Problem to work on — The records that follow are to be repeated exactly, with the pictures removed.

Material —
** Start **

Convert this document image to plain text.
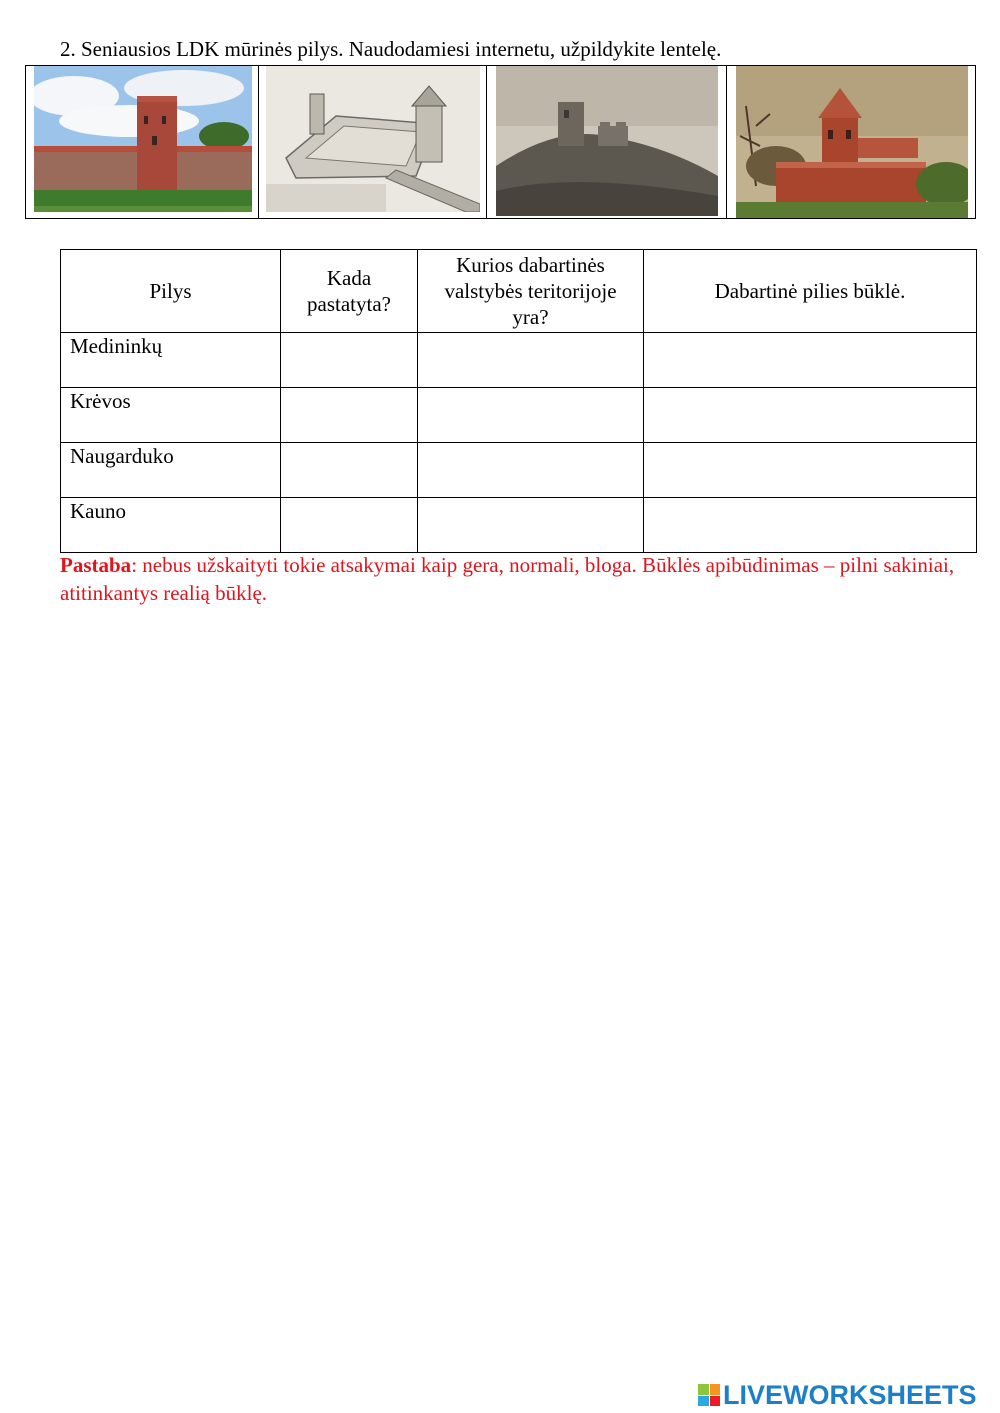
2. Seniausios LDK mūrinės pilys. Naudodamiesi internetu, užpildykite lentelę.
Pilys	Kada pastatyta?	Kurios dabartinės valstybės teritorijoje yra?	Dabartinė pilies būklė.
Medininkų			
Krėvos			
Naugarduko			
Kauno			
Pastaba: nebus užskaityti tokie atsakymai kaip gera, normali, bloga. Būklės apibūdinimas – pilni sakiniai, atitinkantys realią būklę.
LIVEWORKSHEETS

** End **

Result of this exercise —
Convert this document image to plain text.
2. Seniausios LDK mūrinės pilys. Naudodamiesi internetu, užpildykite lentelę.
Pilys	Kada pastatyta?	Kurios dabartinės valstybės teritorijoje yra?	Dabartinė pilies būklė.
Medininkų			
Krėvos			
Naugarduko			
Kauno			
Pastaba: nebus užskaityti tokie atsakymai kaip gera, normali, bloga. Būklės apibūdinimas – pilni sakiniai, atitinkantys realią būklę.
LIVEWORKSHEETS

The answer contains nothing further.